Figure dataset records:
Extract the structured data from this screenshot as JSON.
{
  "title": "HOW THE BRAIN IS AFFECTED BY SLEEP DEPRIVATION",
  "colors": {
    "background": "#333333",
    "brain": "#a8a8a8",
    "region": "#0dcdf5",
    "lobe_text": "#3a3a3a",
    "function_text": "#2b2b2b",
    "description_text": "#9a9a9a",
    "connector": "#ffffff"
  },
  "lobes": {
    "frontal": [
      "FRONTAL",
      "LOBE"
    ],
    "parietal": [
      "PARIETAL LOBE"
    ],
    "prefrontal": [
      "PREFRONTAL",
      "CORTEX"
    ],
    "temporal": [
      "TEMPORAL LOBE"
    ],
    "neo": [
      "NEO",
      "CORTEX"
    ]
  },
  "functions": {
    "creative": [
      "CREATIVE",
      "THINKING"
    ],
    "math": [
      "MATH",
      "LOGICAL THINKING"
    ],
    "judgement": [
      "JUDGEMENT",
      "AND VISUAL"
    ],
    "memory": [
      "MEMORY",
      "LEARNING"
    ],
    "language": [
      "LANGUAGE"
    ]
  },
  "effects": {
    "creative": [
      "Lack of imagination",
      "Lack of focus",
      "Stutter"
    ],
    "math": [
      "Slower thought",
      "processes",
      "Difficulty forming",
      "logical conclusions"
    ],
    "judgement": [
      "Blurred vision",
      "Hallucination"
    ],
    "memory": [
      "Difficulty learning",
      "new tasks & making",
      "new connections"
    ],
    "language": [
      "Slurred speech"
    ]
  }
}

# BRIEF
Copy out the full set of records precisely, leaving nothing out.

# RESPONSE FOR THIS EXERCISE
Extract the structured data from this screenshot as JSON.
{
  "title": "HOW THE BRAIN IS AFFECTED BY SLEEP DEPRIVATION",
  "colors": {
    "background": "#333333",
    "brain": "#a8a8a8",
    "region": "#0dcdf5",
    "lobe_text": "#3a3a3a",
    "function_text": "#2b2b2b",
    "description_text": "#9a9a9a",
    "connector": "#ffffff"
  },
  "lobes": {
    "frontal": [
      "FRONTAL",
      "LOBE"
    ],
    "parietal": [
      "PARIETAL LOBE"
    ],
    "prefrontal": [
      "PREFRONTAL",
      "CORTEX"
    ],
    "temporal": [
      "TEMPORAL LOBE"
    ],
    "neo": [
      "NEO",
      "CORTEX"
    ]
  },
  "functions": {
    "creative": [
      "CREATIVE",
      "THINKING"
    ],
    "math": [
      "MATH",
      "LOGICAL THINKING"
    ],
    "judgement": [
      "JUDGEMENT",
      "AND VISUAL"
    ],
    "memory": [
      "MEMORY",
      "LEARNING"
    ],
    "language": [
      "LANGUAGE"
    ]
  },
  "effects": {
    "creative": [
      "Lack of imagination",
      "Lack of focus",
      "Stutter"
    ],
    "math": [
      "Slower thought",
      "processes",
      "Difficulty forming",
      "logical conclusions"
    ],
    "judgement": [
      "Blurred vision",
      "Hallucination"
    ],
    "memory": [
      "Difficulty learning",
      "new tasks & making",
      "new connections"
    ],
    "language": [
      "Slurred speech"
    ]
  }
}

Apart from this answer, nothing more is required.